(Extracted records)

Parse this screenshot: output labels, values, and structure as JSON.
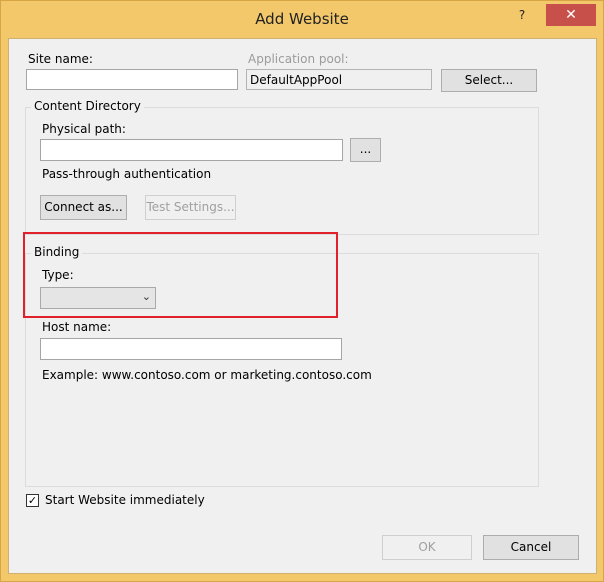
{
  "window": {
    "title": "Add Website",
    "help_label": "?",
    "close_label": "✕"
  },
  "site_name": {
    "label": "Site name:",
    "value": ""
  },
  "application_pool": {
    "label": "Application pool:",
    "value": "DefaultAppPool",
    "select_label": "Select..."
  },
  "content_directory": {
    "title": "Content Directory",
    "physical_path_label": "Physical path:",
    "physical_path_value": "",
    "browse_label": "...",
    "pass_through_label": "Pass-through authentication",
    "connect_as_label": "Connect as...",
    "test_settings_label": "Test Settings..."
  },
  "binding": {
    "title": "Binding",
    "type_label": "Type:",
    "type_value": "",
    "chevron_glyph": "⌄",
    "host_name_label": "Host name:",
    "host_name_value": "",
    "example_text": "Example: www.contoso.com or marketing.contoso.com"
  },
  "start_website": {
    "label": "Start Website immediately",
    "checked": true,
    "check_glyph": "✓"
  },
  "footer": {
    "ok_label": "OK",
    "cancel_label": "Cancel"
  },
  "colors": {
    "title_bar": "#f3c86b",
    "close_button": "#c7504b",
    "highlight": "#e0202a"
  }
}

# Problem
Set the listing down in full and exactly. Pictures within it should not appear in the copy.

# Worked answer
Parse this screenshot: output labels, values, and structure as JSON.
{
  "window": {
    "title": "Add Website",
    "help_label": "?",
    "close_label": "✕"
  },
  "site_name": {
    "label": "Site name:",
    "value": ""
  },
  "application_pool": {
    "label": "Application pool:",
    "value": "DefaultAppPool",
    "select_label": "Select..."
  },
  "content_directory": {
    "title": "Content Directory",
    "physical_path_label": "Physical path:",
    "physical_path_value": "",
    "browse_label": "...",
    "pass_through_label": "Pass-through authentication",
    "connect_as_label": "Connect as...",
    "test_settings_label": "Test Settings..."
  },
  "binding": {
    "title": "Binding",
    "type_label": "Type:",
    "type_value": "",
    "chevron_glyph": "⌄",
    "host_name_label": "Host name:",
    "host_name_value": "",
    "example_text": "Example: www.contoso.com or marketing.contoso.com"
  },
  "start_website": {
    "label": "Start Website immediately",
    "checked": true,
    "check_glyph": "✓"
  },
  "footer": {
    "ok_label": "OK",
    "cancel_label": "Cancel"
  },
  "colors": {
    "title_bar": "#f3c86b",
    "close_button": "#c7504b",
    "highlight": "#e0202a"
  }
}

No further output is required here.